====== Bloco de texto ======

Machado de Assis e a imitação burlesca de discursos e práticas socioculturais* * Este artigo resultou de uma pesquisa de pós-doutorado, realizada junto ao CJE (Centro de Jornalismo e Editoração), da ECA-USP, com auxílio da FAPESP – Fundação de Amparo à Pesquisa do Estado de São Paulo (processo n. 2011/23690-7).

Machado de Assis and the burlesque imitation of socio-cultural discourses and practices

Jaison Luís Crestani Sobre o autor

Este artigo apresenta uma análise de "A sonâmbula" (1878), uma das primeiras narrativas breves, em forma dramática, publicadas por Machado de Assis nas páginas do jornal O Cruzeiro. O estudo da interação dinâmica do autor com o contexto de produção do periódico permite identificar os traços de sua inscrição singular em projetos editoriais coletivos e os resultados criativos decorrentes da apropriação do conjunto de discursos, códigos e signos que formam a cultura de seu tempo. A dominante estilística do material remetido ao jornal consiste no humor, na paródia, na experimentação formal e na irreverência crítica – aspectos que responderiam pela inscrição da literatura machadiana na tradição da sátira menipeia. Com a análise dessa narrativa, pretende-se demonstrar, portanto, que O Cruzeiro afirma-se como mediador e suporte, por excelência, dos exercícios experimentalistas que resultaram na transformação da prática criativa de Machado de Assis ao final da década de 1870.

====== Extrato de dados ======

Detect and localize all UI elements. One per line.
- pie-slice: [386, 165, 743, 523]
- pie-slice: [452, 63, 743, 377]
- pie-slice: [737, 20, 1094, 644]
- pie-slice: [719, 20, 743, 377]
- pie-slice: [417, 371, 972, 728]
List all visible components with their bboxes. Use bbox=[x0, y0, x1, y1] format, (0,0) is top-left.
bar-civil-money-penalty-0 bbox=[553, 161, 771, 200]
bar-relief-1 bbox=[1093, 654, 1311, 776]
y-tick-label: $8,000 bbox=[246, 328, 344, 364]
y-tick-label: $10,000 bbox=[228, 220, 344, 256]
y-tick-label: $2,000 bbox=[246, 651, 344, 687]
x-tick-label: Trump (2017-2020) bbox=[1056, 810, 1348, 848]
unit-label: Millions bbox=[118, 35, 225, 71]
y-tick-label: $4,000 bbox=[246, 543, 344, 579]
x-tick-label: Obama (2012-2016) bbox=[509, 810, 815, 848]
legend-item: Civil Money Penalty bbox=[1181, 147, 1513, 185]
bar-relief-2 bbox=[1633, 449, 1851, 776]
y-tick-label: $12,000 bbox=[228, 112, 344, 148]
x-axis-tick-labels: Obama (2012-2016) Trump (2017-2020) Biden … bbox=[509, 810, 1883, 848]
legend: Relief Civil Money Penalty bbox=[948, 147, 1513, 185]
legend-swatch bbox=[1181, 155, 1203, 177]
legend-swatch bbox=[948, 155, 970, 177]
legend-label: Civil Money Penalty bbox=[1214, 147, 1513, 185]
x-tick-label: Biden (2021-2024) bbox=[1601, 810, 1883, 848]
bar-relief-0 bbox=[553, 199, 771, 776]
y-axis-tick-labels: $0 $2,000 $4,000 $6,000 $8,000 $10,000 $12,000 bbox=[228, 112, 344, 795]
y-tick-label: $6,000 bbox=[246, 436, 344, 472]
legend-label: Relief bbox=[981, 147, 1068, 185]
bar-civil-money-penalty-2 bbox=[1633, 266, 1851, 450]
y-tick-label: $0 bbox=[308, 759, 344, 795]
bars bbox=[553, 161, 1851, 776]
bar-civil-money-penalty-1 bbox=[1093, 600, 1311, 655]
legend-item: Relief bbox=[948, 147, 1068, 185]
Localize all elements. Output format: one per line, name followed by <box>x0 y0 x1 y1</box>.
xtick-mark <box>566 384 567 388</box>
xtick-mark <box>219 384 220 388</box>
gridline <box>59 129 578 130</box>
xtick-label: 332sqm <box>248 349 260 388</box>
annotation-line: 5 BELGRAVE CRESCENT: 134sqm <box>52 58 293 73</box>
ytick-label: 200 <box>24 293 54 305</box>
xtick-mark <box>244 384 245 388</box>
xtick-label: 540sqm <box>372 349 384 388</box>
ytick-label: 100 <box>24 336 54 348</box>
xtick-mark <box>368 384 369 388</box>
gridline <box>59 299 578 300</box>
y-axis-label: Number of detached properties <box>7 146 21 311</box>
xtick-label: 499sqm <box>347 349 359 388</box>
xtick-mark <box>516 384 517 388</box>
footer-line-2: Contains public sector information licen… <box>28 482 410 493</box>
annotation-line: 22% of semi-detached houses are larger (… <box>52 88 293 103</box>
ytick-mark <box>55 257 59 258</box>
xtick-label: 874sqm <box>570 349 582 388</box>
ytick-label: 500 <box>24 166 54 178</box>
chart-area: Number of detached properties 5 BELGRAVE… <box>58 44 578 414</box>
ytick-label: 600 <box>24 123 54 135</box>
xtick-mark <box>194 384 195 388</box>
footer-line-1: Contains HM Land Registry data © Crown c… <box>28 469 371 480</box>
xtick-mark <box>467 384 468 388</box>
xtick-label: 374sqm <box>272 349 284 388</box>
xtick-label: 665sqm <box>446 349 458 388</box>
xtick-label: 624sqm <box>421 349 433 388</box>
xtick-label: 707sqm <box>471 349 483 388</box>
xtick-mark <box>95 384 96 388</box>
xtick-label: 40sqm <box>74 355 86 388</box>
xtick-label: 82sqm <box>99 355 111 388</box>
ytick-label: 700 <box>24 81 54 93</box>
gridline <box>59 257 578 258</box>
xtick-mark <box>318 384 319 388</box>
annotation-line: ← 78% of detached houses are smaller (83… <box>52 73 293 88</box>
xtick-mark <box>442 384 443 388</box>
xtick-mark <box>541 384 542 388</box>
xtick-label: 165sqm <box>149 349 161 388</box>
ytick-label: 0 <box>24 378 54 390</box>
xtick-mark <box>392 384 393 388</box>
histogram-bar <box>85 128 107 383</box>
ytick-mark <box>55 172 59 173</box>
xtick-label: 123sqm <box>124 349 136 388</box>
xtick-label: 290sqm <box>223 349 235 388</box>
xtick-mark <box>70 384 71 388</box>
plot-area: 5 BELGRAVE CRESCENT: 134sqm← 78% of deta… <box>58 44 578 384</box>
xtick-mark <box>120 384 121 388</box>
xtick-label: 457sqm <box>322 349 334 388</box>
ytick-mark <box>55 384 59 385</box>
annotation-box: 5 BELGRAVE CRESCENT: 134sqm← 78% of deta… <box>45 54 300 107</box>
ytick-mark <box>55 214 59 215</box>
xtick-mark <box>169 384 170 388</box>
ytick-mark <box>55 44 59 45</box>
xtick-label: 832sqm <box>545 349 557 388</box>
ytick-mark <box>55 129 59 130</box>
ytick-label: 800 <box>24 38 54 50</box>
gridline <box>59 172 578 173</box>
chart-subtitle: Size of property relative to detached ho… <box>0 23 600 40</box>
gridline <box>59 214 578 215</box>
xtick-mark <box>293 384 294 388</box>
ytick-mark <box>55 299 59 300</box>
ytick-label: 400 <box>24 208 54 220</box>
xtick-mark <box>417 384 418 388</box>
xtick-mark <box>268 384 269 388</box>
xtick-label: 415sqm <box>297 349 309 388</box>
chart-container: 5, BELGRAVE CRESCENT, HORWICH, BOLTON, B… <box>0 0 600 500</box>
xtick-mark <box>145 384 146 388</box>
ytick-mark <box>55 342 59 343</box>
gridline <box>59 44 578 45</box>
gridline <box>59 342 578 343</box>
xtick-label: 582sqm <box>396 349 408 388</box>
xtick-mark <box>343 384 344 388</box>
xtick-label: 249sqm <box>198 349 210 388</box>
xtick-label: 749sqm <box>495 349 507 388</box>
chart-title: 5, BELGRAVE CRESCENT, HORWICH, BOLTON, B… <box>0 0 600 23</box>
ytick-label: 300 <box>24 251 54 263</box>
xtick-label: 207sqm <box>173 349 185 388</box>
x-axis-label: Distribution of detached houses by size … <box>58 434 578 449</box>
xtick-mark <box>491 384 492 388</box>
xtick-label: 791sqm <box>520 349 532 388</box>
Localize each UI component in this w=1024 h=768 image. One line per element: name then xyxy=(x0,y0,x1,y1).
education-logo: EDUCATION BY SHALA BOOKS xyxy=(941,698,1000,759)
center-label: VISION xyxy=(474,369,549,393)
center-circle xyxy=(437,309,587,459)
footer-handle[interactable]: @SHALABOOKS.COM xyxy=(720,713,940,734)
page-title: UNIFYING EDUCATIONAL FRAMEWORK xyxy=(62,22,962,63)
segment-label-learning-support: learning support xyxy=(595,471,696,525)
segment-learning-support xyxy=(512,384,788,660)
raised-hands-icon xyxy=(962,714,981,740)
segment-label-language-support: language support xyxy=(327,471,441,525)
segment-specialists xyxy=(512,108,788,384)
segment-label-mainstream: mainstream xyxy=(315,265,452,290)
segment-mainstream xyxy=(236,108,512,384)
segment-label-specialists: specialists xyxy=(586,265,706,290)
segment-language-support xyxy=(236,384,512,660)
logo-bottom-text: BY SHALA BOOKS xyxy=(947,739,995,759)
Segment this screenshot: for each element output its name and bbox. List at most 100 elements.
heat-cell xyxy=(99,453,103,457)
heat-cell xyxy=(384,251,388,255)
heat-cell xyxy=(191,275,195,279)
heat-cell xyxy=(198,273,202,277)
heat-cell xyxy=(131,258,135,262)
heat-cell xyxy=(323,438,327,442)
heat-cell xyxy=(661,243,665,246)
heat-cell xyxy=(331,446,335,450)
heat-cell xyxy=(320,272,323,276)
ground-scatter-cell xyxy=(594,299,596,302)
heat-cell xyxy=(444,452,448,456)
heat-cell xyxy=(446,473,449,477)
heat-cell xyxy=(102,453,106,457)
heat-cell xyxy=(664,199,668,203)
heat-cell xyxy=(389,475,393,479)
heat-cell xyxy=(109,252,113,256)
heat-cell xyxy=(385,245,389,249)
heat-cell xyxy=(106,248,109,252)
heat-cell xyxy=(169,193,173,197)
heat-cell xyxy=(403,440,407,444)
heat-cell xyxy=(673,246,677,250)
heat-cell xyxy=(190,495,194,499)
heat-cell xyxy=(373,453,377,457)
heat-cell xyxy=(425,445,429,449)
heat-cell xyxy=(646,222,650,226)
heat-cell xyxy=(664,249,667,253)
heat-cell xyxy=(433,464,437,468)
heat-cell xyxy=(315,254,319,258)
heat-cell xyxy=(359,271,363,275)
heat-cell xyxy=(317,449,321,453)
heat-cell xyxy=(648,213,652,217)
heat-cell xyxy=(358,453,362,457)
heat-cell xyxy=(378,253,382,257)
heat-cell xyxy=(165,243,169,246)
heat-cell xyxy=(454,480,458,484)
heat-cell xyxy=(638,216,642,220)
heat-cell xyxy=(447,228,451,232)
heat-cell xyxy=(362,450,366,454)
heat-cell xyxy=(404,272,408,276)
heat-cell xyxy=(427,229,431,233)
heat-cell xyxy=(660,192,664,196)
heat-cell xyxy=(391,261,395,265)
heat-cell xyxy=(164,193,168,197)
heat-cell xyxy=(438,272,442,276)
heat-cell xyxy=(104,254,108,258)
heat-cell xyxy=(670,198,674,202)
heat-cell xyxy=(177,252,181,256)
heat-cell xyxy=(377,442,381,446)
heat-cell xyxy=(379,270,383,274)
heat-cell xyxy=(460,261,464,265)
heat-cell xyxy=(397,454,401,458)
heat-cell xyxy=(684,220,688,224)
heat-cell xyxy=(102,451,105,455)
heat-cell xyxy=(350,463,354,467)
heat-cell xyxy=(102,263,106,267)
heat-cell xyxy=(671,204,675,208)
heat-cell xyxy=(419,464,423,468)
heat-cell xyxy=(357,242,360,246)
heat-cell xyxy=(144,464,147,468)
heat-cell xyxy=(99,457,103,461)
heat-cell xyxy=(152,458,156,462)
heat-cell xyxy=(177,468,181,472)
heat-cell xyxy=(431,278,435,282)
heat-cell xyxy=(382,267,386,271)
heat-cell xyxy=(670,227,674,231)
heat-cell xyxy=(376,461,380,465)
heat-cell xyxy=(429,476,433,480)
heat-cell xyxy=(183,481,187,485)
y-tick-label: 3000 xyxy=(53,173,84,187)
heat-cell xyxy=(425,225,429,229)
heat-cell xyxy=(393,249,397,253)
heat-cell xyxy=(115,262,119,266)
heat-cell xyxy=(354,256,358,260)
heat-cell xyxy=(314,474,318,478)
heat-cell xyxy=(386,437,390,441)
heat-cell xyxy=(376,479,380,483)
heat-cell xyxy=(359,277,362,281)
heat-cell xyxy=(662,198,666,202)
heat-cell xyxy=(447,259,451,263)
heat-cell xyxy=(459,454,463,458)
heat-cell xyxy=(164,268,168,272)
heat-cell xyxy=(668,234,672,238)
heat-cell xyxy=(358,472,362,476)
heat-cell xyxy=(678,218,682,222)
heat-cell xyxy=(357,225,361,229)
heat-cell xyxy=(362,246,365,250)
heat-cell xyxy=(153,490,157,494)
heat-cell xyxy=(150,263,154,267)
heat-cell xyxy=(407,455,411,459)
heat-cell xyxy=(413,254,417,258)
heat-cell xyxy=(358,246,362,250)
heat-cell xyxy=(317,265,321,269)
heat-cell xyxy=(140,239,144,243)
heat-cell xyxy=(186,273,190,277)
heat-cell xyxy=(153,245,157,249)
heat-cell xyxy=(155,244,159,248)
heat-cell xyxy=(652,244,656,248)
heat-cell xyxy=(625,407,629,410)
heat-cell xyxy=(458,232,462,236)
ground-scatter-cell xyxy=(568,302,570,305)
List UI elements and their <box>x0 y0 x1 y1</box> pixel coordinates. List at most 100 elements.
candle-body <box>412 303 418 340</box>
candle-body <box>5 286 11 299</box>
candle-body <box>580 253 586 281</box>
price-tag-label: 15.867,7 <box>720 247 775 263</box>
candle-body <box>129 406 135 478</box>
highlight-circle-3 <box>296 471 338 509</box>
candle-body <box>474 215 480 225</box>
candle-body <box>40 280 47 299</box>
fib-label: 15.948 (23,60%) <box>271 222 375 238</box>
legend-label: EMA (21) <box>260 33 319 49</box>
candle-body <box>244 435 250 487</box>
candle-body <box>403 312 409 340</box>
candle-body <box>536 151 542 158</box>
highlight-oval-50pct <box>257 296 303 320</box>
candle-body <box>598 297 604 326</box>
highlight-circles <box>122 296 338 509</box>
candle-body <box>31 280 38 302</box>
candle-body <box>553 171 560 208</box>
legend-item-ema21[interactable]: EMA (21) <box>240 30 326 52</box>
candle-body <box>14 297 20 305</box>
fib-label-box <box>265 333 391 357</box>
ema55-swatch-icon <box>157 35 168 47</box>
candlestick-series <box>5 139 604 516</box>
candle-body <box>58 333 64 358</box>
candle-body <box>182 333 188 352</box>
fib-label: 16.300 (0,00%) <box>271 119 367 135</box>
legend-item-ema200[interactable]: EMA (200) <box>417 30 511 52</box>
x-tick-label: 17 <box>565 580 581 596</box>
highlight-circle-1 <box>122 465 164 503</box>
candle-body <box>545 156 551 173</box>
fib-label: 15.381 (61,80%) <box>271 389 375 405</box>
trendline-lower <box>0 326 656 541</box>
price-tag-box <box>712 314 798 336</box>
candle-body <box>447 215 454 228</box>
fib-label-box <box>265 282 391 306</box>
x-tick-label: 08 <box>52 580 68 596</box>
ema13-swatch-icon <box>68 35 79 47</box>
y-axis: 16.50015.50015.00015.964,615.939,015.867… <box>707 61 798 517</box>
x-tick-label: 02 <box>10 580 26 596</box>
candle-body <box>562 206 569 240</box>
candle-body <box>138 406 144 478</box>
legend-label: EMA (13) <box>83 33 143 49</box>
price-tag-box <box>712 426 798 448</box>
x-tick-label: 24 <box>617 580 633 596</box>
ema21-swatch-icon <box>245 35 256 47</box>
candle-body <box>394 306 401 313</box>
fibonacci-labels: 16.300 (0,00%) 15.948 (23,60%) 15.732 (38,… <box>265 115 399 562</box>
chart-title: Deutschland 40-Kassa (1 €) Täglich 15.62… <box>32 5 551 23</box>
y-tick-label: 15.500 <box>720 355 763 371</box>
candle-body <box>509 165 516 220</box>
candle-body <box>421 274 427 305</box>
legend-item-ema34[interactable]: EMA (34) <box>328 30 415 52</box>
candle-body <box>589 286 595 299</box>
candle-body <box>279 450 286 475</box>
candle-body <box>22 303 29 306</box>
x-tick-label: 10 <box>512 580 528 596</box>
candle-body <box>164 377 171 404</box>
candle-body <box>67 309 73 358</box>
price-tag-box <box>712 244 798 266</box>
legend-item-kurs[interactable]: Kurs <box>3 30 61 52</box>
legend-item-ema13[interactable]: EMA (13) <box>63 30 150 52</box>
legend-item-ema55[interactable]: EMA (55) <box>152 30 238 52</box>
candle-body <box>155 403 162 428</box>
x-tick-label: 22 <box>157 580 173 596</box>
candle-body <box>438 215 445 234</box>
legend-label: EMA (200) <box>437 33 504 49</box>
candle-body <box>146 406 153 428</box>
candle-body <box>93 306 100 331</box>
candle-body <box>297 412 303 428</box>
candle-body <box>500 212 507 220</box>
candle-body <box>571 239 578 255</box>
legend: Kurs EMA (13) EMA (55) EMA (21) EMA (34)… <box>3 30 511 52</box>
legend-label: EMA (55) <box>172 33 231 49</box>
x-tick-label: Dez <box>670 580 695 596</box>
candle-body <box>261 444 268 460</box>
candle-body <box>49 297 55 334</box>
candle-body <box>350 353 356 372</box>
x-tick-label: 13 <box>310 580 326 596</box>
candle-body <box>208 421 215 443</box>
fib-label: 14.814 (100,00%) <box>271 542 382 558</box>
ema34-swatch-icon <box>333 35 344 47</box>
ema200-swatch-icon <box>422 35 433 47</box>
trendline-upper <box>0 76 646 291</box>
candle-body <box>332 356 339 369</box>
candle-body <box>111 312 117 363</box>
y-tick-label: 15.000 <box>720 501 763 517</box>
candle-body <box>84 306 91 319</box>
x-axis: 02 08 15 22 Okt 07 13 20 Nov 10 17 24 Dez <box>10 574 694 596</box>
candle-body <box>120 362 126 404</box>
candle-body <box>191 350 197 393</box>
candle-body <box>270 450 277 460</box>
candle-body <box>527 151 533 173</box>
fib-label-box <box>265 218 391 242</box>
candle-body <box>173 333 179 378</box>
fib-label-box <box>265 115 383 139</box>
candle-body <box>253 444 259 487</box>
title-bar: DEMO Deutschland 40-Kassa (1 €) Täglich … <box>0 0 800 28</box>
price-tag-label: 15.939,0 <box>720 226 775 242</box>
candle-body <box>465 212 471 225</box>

======

→ Tarefa 1
Devolva, do texto sobre Machado de Assis, o trecho que começa nas palavras "Machado de Assis e" e termina em "(processo n. 2011/23690-7).", sem alterar nenhuma palavra.
→ Tarefa 2
Segundo o texto sobre Machado de Assis, em que jornal foi publicada a narrativa "A sonâmbula"?

→ Resultado da tarefa 1
Machado de Assis e a imitação burlesca de discursos e práticas socioculturais* * Este artigo resultou de uma pesquisa de pós-doutorado, realizada junto ao CJE (Centro de Jornalismo e Editoração), da ECA-USP, com auxílio da FAPESP – Fundação de Amparo à Pesquisa do Estado de São Paulo (processo n. 2011/23690-7).

→ Resultado da tarefa 2
No jornal O Cruzeiro.